Tally the lines below that contain "Support". The number is the whole answer.

-- Start Record set --

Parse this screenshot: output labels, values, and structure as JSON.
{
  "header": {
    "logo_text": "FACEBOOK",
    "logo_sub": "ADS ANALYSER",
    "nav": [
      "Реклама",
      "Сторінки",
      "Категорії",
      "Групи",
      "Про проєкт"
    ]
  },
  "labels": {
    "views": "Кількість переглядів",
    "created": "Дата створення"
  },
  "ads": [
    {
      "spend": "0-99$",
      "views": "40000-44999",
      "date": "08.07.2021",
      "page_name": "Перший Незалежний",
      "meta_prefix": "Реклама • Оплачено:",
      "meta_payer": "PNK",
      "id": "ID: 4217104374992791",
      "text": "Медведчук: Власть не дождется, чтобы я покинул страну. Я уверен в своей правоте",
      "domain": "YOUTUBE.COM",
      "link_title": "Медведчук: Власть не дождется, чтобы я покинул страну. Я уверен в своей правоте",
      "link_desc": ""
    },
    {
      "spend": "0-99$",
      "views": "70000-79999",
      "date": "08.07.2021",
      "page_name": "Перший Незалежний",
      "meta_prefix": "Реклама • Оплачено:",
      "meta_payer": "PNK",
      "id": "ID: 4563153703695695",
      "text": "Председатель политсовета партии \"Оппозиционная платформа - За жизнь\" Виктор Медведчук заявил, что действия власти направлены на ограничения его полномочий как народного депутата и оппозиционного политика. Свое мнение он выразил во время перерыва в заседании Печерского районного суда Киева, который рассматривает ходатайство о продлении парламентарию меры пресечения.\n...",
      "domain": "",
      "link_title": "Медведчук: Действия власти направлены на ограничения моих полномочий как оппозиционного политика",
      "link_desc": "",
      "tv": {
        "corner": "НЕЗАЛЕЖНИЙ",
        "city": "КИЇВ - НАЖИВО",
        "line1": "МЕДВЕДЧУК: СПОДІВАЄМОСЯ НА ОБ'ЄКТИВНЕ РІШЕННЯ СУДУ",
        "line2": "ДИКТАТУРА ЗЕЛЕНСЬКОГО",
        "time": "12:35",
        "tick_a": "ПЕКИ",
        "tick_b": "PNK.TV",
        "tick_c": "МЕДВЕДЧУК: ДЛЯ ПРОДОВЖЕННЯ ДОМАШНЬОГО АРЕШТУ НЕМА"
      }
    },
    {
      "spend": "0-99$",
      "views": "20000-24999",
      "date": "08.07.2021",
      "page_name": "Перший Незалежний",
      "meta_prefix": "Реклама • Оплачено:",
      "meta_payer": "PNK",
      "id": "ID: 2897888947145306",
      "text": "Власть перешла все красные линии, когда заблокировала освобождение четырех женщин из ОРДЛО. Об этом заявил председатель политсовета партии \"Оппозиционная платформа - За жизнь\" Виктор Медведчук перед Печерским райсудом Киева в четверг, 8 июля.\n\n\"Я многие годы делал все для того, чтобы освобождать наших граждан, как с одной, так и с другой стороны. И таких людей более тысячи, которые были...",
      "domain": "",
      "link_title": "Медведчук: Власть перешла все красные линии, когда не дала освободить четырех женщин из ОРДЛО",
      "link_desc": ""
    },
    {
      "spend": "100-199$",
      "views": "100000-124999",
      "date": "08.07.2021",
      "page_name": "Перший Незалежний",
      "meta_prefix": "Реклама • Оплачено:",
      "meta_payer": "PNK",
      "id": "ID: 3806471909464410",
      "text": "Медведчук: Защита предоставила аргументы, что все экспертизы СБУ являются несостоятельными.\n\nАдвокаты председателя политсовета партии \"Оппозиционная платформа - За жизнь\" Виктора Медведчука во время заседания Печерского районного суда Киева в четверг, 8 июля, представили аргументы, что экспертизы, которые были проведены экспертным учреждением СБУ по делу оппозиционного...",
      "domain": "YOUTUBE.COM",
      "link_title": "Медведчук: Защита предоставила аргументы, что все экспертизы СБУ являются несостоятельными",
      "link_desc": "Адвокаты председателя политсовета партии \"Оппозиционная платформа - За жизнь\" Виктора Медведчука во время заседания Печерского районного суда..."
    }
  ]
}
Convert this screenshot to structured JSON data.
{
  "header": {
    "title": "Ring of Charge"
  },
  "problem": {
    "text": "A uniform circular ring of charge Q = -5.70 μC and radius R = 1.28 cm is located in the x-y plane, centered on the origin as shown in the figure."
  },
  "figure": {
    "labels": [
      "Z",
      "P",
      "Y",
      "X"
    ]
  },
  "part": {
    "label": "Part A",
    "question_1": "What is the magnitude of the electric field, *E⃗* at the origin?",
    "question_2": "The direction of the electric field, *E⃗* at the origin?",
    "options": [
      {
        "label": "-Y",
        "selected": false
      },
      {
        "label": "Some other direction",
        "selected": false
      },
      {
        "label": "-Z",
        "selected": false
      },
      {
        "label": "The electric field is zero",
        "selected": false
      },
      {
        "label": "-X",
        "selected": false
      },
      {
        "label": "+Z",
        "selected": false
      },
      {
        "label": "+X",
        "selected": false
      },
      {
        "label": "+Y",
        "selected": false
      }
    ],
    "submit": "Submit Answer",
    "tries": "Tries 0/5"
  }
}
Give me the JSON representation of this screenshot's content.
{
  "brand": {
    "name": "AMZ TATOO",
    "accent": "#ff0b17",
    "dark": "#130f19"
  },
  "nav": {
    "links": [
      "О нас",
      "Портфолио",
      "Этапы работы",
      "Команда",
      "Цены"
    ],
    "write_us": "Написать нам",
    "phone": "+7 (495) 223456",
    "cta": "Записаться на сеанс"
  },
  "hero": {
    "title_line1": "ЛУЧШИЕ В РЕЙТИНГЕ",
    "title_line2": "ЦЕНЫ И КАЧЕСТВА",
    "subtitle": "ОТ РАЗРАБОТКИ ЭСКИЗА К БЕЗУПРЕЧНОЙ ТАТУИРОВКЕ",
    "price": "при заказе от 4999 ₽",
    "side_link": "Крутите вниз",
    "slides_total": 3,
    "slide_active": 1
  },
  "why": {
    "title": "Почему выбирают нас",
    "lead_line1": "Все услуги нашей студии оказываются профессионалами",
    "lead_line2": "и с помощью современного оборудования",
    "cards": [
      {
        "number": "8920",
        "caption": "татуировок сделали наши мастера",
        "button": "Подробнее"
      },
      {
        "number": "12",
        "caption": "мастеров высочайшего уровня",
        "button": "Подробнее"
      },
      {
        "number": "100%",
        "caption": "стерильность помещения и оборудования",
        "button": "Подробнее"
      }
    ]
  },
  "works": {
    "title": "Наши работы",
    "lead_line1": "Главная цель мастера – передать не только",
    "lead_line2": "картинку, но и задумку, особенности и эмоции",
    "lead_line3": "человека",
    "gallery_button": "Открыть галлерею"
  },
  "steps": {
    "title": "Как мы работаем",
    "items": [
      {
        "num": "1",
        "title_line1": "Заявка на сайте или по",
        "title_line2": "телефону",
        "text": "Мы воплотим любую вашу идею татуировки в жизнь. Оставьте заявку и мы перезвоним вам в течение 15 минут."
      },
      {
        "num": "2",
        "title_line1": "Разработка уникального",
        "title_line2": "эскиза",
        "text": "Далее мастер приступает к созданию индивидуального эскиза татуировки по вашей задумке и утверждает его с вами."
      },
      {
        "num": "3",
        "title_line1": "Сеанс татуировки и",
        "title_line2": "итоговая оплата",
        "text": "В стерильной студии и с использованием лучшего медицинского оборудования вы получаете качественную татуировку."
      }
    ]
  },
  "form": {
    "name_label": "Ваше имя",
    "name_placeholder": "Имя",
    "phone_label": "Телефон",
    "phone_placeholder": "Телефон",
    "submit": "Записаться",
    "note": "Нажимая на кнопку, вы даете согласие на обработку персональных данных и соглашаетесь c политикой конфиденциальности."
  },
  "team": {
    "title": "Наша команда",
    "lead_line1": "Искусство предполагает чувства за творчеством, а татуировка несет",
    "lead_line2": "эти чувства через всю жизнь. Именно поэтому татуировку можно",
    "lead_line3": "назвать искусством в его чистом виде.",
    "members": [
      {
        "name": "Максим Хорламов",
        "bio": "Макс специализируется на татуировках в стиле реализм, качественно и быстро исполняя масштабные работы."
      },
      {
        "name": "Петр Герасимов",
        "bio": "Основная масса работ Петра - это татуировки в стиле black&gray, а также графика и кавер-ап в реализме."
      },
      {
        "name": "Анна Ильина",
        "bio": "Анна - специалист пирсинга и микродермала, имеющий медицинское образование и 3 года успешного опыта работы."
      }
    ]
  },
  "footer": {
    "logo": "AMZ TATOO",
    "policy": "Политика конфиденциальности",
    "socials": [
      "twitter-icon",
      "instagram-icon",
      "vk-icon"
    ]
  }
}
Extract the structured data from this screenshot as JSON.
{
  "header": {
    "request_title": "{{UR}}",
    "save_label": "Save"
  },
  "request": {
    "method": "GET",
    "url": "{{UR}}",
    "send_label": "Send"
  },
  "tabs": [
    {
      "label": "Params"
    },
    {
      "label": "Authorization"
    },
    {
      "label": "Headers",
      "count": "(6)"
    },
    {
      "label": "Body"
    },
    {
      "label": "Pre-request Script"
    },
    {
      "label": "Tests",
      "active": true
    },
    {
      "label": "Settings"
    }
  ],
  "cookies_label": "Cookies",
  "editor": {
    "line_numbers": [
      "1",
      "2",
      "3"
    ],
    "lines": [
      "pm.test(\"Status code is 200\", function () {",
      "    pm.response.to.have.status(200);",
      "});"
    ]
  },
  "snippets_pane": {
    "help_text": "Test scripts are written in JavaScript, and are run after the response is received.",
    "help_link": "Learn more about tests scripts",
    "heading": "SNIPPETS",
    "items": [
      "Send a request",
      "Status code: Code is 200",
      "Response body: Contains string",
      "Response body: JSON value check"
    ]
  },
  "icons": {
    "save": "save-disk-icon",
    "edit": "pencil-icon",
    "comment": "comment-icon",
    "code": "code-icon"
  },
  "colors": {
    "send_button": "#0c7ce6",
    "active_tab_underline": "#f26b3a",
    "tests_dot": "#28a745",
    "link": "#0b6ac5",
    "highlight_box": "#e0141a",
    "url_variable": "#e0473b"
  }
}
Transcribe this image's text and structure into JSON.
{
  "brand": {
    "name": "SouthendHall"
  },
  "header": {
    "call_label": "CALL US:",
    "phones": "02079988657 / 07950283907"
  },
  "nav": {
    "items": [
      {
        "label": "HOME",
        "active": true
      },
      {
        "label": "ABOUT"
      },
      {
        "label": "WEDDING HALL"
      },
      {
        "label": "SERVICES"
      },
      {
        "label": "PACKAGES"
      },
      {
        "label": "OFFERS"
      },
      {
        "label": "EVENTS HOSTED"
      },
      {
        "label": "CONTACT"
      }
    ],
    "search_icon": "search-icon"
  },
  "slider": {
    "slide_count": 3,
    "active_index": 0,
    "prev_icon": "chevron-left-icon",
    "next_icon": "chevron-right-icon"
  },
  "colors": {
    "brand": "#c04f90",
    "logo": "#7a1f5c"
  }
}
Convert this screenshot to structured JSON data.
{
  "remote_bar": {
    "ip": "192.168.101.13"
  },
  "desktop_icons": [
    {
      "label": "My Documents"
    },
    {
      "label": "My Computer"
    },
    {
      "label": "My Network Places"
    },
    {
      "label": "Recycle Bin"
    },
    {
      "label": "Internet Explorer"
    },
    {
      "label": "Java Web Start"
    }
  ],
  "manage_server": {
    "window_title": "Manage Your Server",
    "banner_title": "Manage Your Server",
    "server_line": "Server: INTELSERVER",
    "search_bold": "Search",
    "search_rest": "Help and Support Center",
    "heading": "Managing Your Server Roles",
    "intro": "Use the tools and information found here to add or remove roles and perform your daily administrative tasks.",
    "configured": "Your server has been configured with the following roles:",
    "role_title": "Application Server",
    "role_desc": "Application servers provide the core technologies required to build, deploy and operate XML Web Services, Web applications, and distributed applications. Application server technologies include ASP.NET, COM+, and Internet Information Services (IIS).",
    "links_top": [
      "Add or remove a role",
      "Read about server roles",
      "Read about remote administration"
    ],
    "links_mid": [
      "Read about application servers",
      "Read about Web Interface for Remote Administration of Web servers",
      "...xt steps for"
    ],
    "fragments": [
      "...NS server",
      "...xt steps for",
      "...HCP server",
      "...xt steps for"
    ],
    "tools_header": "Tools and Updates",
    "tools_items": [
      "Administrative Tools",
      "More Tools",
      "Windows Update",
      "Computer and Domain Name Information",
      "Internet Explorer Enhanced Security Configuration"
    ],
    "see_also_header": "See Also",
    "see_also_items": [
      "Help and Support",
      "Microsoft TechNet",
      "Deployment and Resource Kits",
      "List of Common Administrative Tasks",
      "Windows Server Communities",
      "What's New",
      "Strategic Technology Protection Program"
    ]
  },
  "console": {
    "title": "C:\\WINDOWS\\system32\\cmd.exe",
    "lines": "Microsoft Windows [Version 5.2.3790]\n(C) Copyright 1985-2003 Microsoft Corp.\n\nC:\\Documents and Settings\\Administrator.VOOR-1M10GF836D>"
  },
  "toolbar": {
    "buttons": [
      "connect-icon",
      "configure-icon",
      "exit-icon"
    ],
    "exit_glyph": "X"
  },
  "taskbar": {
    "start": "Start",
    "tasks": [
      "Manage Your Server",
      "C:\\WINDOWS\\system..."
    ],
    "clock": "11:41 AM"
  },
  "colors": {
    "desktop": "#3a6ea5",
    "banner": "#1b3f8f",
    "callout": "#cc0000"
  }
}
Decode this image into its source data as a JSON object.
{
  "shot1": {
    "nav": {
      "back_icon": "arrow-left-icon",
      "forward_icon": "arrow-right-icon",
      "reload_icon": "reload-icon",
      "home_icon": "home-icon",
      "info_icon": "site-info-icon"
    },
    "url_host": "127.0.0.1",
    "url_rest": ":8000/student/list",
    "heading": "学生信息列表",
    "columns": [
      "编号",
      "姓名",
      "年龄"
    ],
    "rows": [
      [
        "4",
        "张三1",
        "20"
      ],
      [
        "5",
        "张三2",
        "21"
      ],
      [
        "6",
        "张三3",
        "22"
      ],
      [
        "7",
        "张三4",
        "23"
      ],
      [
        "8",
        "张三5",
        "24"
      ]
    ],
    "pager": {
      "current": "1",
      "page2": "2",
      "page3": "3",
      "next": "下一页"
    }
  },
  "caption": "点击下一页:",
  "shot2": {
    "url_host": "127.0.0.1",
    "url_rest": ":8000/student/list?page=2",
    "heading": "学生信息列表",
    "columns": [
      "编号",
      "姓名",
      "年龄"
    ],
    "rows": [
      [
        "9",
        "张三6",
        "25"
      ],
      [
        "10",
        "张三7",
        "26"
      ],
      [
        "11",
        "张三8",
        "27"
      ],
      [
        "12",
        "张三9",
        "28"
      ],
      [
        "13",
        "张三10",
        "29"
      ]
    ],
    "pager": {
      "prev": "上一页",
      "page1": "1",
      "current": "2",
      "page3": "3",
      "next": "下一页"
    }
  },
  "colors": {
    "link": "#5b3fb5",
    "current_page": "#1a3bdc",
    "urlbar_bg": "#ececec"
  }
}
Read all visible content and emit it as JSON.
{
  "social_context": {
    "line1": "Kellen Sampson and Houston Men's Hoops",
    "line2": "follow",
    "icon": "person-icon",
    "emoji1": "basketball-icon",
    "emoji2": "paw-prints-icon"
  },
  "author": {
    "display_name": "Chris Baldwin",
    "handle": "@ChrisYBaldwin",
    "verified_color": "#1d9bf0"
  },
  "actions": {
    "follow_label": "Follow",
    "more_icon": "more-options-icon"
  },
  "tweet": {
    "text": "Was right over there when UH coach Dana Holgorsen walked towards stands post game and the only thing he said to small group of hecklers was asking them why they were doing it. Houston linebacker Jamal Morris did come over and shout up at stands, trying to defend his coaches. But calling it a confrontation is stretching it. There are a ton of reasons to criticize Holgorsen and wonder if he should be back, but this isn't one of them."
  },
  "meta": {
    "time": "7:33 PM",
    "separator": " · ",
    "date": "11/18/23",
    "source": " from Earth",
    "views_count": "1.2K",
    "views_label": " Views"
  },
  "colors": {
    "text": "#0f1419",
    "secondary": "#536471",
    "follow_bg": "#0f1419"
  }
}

-- End Record set --

- Completed exercise -
2